Reproduce every record below exactly as it appears.
_ _ _ _ _ _ _
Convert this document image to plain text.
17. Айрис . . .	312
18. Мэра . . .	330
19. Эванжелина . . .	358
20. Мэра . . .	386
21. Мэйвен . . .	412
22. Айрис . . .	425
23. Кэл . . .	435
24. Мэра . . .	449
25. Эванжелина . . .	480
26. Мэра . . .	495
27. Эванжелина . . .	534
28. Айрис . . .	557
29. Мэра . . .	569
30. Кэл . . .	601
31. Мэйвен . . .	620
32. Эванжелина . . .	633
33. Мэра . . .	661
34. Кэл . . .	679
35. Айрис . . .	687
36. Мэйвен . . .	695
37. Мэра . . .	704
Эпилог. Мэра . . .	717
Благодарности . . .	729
_ _ _ _ _ _ _
Written solution:
Convert this document image to plain text.
17. Айрис . . .	312
18. Мэра . . .	330
19. Эванжелина . . .	358
20. Мэра . . .	386
21. Мэйвен . . .	412
22. Айрис . . .	425
23. Кэл . . .	435
24. Мэра . . .	449
25. Эванжелина . . .	480
26. Мэра . . .	495
27. Эванжелина . . .	534
28. Айрис . . .	557
29. Мэра . . .	569
30. Кэл . . .	601
31. Мэйвен . . .	620
32. Эванжелина . . .	633
33. Мэра . . .	661
34. Кэл . . .	679
35. Айрис . . .	687
36. Мэйвен . . .	695
37. Мэра . . .	704
Эпилог. Мэра . . .	717
Благодарности . . .	729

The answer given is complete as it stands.